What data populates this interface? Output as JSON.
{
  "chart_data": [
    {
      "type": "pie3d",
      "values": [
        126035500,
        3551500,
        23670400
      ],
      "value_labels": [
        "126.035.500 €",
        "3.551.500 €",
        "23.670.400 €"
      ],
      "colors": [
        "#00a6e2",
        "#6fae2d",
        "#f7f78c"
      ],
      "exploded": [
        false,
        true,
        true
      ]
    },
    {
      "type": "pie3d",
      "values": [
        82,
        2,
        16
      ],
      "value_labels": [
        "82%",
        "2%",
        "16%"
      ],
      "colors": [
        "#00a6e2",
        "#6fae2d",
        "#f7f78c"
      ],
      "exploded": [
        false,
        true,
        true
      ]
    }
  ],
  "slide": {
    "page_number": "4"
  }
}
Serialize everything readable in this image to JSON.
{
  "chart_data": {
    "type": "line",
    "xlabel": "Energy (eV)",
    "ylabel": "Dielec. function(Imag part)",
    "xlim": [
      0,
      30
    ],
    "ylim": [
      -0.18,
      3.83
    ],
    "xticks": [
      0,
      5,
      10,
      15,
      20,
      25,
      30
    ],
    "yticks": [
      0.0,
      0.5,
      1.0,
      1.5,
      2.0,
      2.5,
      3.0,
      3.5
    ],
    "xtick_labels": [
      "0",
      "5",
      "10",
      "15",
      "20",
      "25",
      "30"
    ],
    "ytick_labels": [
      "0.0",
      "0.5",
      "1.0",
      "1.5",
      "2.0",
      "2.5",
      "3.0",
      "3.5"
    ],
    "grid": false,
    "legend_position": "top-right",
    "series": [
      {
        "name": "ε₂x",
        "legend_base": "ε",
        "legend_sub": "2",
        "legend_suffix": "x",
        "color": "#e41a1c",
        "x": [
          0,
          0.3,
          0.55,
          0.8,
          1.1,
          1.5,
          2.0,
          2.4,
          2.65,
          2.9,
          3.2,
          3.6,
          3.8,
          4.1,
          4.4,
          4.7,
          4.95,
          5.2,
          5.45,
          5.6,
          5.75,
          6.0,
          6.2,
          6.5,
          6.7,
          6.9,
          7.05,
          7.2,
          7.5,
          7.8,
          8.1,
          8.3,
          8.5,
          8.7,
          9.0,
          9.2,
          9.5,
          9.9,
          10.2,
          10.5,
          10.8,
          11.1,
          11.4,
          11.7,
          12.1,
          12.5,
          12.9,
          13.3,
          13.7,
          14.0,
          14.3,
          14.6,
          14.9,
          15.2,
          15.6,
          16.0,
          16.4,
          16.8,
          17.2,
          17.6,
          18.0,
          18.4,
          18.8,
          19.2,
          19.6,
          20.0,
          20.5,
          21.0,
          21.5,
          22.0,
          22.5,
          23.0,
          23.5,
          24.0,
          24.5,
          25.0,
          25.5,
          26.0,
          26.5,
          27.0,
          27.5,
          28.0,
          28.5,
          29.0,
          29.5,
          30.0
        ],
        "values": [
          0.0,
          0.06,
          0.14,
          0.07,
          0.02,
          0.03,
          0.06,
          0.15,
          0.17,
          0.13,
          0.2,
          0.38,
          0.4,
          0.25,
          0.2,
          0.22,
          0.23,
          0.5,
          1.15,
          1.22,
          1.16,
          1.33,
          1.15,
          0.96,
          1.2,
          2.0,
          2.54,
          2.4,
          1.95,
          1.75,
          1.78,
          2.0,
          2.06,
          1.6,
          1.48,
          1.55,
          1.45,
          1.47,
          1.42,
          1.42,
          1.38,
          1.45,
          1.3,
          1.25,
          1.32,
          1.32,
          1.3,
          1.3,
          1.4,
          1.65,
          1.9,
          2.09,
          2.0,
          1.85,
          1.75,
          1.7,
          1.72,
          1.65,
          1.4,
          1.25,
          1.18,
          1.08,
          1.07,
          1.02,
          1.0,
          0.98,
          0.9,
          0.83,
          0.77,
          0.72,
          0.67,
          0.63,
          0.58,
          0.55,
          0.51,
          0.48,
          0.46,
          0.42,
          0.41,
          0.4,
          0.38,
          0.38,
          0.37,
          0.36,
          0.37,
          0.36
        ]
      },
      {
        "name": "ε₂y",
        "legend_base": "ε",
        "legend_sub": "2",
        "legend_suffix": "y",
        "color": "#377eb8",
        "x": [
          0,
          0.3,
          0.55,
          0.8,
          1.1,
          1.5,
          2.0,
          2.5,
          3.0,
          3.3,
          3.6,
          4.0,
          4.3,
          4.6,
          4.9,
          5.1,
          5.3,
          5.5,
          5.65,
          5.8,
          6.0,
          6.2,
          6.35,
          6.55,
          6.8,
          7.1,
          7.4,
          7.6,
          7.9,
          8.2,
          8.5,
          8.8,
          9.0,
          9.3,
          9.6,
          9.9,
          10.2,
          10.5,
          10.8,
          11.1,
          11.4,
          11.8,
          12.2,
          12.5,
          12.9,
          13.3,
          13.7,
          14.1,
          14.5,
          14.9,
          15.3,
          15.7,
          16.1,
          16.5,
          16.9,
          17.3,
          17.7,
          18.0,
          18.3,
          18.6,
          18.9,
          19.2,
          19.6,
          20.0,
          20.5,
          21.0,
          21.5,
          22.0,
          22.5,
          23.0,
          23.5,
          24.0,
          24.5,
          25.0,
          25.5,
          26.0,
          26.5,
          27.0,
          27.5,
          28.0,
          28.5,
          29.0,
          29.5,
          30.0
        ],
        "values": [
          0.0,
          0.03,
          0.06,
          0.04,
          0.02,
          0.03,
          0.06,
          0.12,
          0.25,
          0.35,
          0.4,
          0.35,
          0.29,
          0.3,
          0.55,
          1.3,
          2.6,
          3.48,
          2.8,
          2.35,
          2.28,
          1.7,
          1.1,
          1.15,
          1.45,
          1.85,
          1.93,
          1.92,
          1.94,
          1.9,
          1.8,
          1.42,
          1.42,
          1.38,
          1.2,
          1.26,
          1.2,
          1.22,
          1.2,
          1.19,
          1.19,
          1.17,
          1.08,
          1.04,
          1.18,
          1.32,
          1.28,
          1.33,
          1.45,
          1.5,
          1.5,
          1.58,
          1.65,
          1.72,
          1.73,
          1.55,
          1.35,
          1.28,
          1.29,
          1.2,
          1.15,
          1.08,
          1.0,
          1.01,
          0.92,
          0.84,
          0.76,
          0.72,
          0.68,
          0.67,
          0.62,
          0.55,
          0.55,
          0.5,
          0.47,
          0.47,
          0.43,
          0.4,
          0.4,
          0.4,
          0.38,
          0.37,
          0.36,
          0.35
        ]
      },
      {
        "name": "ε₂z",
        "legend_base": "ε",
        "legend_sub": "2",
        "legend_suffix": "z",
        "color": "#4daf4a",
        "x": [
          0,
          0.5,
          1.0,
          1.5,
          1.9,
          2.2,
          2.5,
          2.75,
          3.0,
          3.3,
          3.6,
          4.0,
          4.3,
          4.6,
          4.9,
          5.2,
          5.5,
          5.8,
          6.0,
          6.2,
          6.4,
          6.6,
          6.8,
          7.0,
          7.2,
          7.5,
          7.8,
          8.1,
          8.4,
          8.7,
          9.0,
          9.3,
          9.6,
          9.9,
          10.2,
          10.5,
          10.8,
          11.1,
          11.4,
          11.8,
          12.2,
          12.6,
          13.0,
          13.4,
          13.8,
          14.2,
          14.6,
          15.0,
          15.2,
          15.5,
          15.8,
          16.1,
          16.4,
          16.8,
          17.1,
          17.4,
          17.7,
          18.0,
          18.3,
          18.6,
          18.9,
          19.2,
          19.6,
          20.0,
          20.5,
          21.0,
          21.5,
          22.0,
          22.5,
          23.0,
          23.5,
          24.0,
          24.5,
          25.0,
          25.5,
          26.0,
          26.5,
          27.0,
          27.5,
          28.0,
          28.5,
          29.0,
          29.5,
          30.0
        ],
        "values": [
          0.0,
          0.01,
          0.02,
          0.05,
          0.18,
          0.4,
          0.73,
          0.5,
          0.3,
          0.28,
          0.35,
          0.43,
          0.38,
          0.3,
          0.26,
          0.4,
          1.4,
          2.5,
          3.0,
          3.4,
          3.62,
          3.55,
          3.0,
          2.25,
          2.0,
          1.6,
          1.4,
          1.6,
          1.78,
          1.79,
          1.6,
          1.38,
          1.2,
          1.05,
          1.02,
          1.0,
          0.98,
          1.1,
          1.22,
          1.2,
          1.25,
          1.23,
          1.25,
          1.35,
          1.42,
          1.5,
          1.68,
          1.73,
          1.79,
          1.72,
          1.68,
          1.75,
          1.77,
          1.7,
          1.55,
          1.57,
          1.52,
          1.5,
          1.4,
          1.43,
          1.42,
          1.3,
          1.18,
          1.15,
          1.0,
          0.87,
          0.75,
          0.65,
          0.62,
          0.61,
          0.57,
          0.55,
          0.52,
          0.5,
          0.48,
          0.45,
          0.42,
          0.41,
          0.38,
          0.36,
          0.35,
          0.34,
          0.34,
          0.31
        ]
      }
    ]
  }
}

────────────────────────────────────────

Task goal. Your answer should be only a number: how many lines of the data above contain the string "JSON"?

Task solution. 2